> _What this task involves_
Retype every entry exactly, character for character.

> _Records excerpted from a collection_
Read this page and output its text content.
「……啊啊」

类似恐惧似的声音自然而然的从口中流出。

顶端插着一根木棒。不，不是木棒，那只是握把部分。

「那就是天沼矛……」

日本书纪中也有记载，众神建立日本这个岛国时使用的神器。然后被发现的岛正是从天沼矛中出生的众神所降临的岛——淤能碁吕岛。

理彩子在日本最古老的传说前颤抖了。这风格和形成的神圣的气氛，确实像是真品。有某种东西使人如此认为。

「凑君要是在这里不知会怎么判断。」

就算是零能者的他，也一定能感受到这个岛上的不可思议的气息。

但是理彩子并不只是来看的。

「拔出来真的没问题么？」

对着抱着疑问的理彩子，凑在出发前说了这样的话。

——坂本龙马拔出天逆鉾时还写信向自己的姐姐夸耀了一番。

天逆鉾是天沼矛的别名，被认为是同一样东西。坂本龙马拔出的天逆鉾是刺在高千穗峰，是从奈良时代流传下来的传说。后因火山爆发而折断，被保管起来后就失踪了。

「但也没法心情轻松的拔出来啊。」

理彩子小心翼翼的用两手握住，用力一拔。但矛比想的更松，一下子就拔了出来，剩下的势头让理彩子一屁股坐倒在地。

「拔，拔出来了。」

> _The solution_
Read this page and output its text content.
「……啊啊」

类似恐惧似的声音自然而然的从口中流出。

顶端插着一根木棒。不，不是木棒，那只是握把部分。

「那就是天沼矛……」

日本书纪中也有记载，众神建立日本这个岛国时使用的神器。然后被发现的岛正是从天沼矛中出生的众神所降临的岛——淤能碁吕岛。

理彩子在日本最古老的传说前颤抖了。这风格和形成的神圣的气氛，确实像是真品。有某种东西使人如此认为。

「凑君要是在这里不知会怎么判断。」

就算是零能者的他，也一定能感受到这个岛上的不可思议的气息。

但是理彩子并不只是来看的。

「拔出来真的没问题么？」

对着抱着疑问的理彩子，凑在出发前说了这样的话。

——坂本龙马拔出天逆鉾时还写信向自己的姐姐夸耀了一番。

天逆鉾是天沼矛的别名，被认为是同一样东西。坂本龙马拔出的天逆鉾是刺在高千穗峰，是从奈良时代流传下来的传说。后因火山爆发而折断，被保管起来后就失踪了。

「但也没法心情轻松的拔出来啊。」

理彩子小心翼翼的用两手握住，用力一拔。但矛比想的更松，一下子就拔了出来，剩下的势头让理彩子一屁股坐倒在地。

「拔，拔出来了。」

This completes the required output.